- _Short problem_: Beginning at the line containing "OCR this image." and continuing to the end of the records below, give each line again exactly as it stands, and only those lines.

Records from a data collection:
..........

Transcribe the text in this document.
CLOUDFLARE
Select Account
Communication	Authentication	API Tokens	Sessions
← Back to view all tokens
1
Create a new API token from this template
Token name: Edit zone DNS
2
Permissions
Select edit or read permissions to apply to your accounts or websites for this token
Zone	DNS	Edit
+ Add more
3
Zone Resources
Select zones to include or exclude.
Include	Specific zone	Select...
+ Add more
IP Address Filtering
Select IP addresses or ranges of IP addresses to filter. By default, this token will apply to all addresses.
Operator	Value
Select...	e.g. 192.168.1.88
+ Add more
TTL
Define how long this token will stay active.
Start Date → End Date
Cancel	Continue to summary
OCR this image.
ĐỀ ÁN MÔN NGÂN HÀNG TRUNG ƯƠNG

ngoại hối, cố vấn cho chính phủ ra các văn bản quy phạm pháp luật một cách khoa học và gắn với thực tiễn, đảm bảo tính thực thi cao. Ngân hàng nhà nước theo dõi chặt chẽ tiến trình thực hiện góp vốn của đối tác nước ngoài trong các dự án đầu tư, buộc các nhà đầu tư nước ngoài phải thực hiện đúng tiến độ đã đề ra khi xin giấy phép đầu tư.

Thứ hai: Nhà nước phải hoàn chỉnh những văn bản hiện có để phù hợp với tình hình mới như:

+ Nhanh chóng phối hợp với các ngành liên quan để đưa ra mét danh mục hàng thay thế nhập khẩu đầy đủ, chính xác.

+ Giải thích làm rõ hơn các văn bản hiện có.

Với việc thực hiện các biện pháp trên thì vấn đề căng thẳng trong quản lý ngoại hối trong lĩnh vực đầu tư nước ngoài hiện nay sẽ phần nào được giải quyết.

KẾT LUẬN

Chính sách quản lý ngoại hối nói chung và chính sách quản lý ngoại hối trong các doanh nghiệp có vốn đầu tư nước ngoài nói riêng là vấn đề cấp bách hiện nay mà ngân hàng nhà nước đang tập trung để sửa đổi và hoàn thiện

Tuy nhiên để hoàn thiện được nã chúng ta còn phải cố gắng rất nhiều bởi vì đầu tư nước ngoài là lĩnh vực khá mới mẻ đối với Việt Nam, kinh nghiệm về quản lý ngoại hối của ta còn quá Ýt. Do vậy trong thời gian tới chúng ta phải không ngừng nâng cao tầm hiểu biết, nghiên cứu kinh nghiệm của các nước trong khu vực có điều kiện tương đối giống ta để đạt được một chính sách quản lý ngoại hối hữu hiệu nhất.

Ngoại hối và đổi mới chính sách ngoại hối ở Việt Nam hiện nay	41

..........

- _Response to this task_:
OCR this image.
ĐỀ ÁN MÔN NGÂN HÀNG TRUNG ƯƠNG

ngoại hối, cố vấn cho chính phủ ra các văn bản quy phạm pháp luật một cách khoa học và gắn với thực tiễn, đảm bảo tính thực thi cao. Ngân hàng nhà nước theo dõi chặt chẽ tiến trình thực hiện góp vốn của đối tác nước ngoài trong các dự án đầu tư, buộc các nhà đầu tư nước ngoài phải thực hiện đúng tiến độ đã đề ra khi xin giấy phép đầu tư.

Thứ hai: Nhà nước phải hoàn chỉnh những văn bản hiện có để phù hợp với tình hình mới như:

+ Nhanh chóng phối hợp với các ngành liên quan để đưa ra mét danh mục hàng thay thế nhập khẩu đầy đủ, chính xác.

+ Giải thích làm rõ hơn các văn bản hiện có.

Với việc thực hiện các biện pháp trên thì vấn đề căng thẳng trong quản lý ngoại hối trong lĩnh vực đầu tư nước ngoài hiện nay sẽ phần nào được giải quyết.

KẾT LUẬN

Chính sách quản lý ngoại hối nói chung và chính sách quản lý ngoại hối trong các doanh nghiệp có vốn đầu tư nước ngoài nói riêng là vấn đề cấp bách hiện nay mà ngân hàng nhà nước đang tập trung để sửa đổi và hoàn thiện

Tuy nhiên để hoàn thiện được nã chúng ta còn phải cố gắng rất nhiều bởi vì đầu tư nước ngoài là lĩnh vực khá mới mẻ đối với Việt Nam, kinh nghiệm về quản lý ngoại hối của ta còn quá Ýt. Do vậy trong thời gian tới chúng ta phải không ngừng nâng cao tầm hiểu biết, nghiên cứu kinh nghiệm của các nước trong khu vực có điều kiện tương đối giống ta để đạt được một chính sách quản lý ngoại hối hữu hiệu nhất.

Ngoại hối và đổi mới chính sách ngoại hối ở Việt Nam hiện nay	41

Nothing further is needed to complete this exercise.